## [Task to complete]
Look through the records below, count the lines with the word "this", and reply with only the number.
### Dataset entries ###
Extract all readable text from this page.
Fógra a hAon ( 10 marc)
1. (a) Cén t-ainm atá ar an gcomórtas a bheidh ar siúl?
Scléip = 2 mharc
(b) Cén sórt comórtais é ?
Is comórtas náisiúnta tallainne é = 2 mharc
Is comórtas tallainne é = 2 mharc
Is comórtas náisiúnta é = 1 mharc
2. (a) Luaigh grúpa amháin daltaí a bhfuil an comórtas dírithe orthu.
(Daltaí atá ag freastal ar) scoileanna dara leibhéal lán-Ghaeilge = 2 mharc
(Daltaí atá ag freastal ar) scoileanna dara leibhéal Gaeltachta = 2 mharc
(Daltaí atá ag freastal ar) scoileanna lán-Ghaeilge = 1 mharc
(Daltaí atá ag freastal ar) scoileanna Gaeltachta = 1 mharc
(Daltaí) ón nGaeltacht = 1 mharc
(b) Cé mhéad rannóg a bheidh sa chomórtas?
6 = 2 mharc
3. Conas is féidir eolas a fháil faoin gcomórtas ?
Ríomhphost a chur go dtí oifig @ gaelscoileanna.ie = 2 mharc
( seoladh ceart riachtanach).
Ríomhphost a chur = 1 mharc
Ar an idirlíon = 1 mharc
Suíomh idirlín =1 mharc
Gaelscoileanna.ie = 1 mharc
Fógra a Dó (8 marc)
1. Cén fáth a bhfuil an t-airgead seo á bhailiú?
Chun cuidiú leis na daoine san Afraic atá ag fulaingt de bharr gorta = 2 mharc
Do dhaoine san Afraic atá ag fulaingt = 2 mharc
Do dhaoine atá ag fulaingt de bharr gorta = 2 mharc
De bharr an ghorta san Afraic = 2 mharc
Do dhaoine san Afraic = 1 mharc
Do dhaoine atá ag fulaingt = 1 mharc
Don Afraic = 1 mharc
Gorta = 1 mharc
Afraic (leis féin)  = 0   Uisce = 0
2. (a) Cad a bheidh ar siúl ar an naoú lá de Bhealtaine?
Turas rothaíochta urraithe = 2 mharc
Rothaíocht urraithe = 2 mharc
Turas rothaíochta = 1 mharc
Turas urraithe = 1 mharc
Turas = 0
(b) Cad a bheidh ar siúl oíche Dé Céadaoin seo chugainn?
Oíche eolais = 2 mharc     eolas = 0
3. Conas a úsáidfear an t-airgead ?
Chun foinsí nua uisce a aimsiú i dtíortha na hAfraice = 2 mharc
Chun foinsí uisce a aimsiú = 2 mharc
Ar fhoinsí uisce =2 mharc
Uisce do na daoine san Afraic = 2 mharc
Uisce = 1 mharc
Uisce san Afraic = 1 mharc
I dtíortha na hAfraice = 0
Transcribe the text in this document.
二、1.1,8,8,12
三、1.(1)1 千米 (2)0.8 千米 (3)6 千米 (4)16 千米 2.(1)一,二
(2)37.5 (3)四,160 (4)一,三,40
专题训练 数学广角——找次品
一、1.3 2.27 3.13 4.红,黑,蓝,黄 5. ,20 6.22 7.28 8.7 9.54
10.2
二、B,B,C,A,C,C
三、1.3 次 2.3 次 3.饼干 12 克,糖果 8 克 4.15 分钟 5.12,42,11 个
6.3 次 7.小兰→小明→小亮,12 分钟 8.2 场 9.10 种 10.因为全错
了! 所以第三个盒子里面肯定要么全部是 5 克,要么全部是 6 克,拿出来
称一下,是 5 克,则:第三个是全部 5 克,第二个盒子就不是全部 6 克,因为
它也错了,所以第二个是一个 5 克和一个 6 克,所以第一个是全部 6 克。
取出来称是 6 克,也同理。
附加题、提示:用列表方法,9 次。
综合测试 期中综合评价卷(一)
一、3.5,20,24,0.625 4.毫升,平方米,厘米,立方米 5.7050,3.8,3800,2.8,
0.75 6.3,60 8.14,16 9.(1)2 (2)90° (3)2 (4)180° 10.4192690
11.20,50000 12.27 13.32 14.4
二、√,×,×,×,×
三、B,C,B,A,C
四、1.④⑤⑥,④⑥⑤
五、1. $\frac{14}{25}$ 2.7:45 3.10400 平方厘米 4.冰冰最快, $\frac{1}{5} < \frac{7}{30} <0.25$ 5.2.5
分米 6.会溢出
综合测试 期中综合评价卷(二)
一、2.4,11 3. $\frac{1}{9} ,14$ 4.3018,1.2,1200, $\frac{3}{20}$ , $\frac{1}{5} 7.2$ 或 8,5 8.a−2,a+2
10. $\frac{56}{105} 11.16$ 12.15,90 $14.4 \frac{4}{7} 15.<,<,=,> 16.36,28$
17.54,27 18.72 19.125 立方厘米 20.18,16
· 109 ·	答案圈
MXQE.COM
###
## [Reply]
2